**Records provided**
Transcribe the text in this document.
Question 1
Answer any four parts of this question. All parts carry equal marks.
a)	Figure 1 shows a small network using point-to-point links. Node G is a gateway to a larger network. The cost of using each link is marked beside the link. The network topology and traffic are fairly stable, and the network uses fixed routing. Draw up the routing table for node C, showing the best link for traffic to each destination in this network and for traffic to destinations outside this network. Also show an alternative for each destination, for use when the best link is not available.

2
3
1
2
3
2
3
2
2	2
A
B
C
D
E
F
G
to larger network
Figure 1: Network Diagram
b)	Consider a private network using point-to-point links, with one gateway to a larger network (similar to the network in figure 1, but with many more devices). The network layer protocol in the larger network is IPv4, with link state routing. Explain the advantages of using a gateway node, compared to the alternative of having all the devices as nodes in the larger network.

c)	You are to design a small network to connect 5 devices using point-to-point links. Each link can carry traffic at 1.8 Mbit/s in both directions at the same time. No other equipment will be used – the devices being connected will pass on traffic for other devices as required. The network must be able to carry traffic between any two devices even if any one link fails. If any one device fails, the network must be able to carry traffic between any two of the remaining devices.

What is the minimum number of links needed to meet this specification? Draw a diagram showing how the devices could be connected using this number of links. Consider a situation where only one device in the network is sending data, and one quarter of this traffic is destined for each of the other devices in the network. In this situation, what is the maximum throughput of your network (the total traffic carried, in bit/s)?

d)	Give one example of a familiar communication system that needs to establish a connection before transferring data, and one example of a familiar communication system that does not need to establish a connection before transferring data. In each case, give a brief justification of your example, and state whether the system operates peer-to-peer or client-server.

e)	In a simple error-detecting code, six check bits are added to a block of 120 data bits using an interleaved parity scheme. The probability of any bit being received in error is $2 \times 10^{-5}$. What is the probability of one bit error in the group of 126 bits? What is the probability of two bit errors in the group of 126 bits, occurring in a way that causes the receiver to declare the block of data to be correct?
--
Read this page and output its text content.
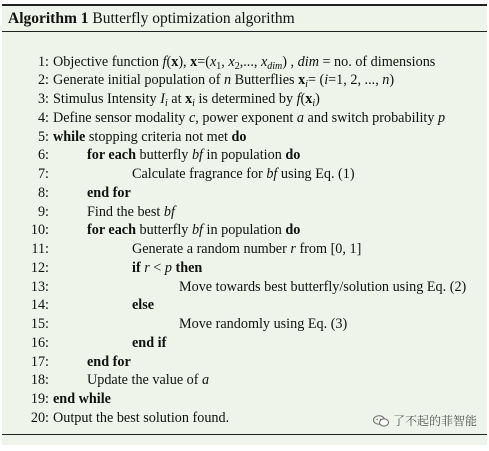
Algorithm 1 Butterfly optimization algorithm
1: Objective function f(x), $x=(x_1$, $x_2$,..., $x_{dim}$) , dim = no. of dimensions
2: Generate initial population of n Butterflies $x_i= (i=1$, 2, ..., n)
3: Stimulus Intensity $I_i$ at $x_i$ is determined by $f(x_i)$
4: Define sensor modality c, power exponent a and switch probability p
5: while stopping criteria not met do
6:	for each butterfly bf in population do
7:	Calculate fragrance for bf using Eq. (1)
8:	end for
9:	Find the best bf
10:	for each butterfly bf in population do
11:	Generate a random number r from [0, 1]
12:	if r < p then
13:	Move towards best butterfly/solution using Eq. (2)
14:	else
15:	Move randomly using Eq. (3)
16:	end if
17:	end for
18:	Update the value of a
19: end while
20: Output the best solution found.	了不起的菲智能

**Goal**
In the entries above, find every line with the word "devices" and list it.

**Expected answer**
b)	Consider a private network using point-to-point links, with one gateway to a larger network (similar to the network in figure 1, but with many more devices). The network layer protocol in the larger network is IPv4, with link state routing. Explain the advantages of using a gateway node, compared to the alternative of having all the devices as nodes in the larger network.
c)	You are to design a small network to connect 5 devices using point-to-point links. Each link can carry traffic at 1.8 Mbit/s in both directions at the same time. No other equipment will be used – the devices being connected will pass on traffic for other devices as required. The network must be able to carry traffic between any two devices even if any one link fails. If any one device fails, the network must be able to carry traffic between any two of the remaining devices.
What is the minimum number of links needed to meet this specification? Draw a diagram showing how the devices could be connected using this number of links. Consider a situation where only one device in the network is sending data, and one quarter of this traffic is destined for each of the other devices in the network. In this situation, what is the maximum throughput of your network (the total traffic carried, in bit/s)?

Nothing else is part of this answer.